[START Records]

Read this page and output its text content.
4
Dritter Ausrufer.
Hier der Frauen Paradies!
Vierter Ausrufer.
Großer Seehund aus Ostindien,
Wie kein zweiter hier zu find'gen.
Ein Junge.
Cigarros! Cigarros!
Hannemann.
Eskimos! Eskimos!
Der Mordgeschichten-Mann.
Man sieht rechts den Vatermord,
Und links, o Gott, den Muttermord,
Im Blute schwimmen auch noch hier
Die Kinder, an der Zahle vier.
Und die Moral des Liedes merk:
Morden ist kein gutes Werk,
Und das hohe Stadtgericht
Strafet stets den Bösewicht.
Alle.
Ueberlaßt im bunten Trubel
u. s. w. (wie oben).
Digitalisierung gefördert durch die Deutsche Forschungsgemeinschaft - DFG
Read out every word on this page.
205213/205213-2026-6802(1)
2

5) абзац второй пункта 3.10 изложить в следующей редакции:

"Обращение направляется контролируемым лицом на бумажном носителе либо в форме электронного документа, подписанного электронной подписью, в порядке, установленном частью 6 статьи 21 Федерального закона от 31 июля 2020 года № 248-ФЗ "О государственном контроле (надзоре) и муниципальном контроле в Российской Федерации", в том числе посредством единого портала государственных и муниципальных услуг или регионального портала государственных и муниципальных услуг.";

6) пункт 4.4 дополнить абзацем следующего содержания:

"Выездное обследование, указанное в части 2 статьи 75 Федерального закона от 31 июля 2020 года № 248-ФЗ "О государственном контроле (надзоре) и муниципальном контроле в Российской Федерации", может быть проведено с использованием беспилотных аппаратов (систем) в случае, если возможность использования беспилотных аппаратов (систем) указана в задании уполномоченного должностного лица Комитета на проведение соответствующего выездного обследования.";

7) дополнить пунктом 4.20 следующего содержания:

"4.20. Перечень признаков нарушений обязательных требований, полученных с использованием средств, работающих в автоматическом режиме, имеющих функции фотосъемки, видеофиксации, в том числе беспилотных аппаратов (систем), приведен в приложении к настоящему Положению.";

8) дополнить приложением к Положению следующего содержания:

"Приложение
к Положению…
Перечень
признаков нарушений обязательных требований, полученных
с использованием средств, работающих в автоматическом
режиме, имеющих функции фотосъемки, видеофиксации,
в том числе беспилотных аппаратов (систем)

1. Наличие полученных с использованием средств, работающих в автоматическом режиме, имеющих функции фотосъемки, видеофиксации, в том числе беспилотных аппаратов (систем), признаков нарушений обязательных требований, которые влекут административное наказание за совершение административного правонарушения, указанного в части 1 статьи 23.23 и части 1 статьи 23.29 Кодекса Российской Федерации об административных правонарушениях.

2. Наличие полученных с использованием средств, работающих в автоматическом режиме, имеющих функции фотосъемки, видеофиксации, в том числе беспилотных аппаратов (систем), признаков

[END Records]

● Stated task:
Collect each line containing the string "дополнить".

● Solved exercise:
6) пункт 4.4 дополнить абзацем следующего содержания:
7) дополнить пунктом 4.20 следующего содержания:
8) дополнить приложением к Положению следующего содержания:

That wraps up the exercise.